** Start DATASET EXTRACT **

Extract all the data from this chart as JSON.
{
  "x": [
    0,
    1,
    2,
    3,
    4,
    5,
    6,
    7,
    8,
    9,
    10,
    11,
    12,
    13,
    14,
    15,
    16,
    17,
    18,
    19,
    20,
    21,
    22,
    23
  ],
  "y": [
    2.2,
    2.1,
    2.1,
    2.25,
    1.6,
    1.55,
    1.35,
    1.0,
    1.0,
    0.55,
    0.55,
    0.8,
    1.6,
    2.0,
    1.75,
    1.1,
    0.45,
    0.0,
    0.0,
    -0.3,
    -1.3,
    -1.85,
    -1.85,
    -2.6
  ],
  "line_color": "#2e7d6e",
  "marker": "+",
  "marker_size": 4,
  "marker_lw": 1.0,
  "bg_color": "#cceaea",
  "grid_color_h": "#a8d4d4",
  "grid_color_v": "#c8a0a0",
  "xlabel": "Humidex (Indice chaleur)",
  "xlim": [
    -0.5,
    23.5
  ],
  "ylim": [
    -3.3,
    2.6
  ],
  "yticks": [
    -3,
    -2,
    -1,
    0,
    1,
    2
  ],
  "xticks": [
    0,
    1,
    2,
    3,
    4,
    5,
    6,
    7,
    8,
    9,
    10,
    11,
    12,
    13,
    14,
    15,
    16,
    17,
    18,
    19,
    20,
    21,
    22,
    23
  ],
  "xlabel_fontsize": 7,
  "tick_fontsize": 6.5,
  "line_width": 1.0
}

** End DATASET EXTRACT **

● **EXERCISE TASK**
Quote the whole listing above, leaving nothing out.

● **WRITTEN SOLUTION**
Extract all the data from this chart as JSON.
{
  "x": [
    0,
    1,
    2,
    3,
    4,
    5,
    6,
    7,
    8,
    9,
    10,
    11,
    12,
    13,
    14,
    15,
    16,
    17,
    18,
    19,
    20,
    21,
    22,
    23
  ],
  "y": [
    2.2,
    2.1,
    2.1,
    2.25,
    1.6,
    1.55,
    1.35,
    1.0,
    1.0,
    0.55,
    0.55,
    0.8,
    1.6,
    2.0,
    1.75,
    1.1,
    0.45,
    0.0,
    0.0,
    -0.3,
    -1.3,
    -1.85,
    -1.85,
    -2.6
  ],
  "line_color": "#2e7d6e",
  "marker": "+",
  "marker_size": 4,
  "marker_lw": 1.0,
  "bg_color": "#cceaea",
  "grid_color_h": "#a8d4d4",
  "grid_color_v": "#c8a0a0",
  "xlabel": "Humidex (Indice chaleur)",
  "xlim": [
    -0.5,
    23.5
  ],
  "ylim": [
    -3.3,
    2.6
  ],
  "yticks": [
    -3,
    -2,
    -1,
    0,
    1,
    2
  ],
  "xticks": [
    0,
    1,
    2,
    3,
    4,
    5,
    6,
    7,
    8,
    9,
    10,
    11,
    12,
    13,
    14,
    15,
    16,
    17,
    18,
    19,
    20,
    21,
    22,
    23
  ],
  "xlabel_fontsize": 7,
  "tick_fontsize": 6.5,
  "line_width": 1.0
}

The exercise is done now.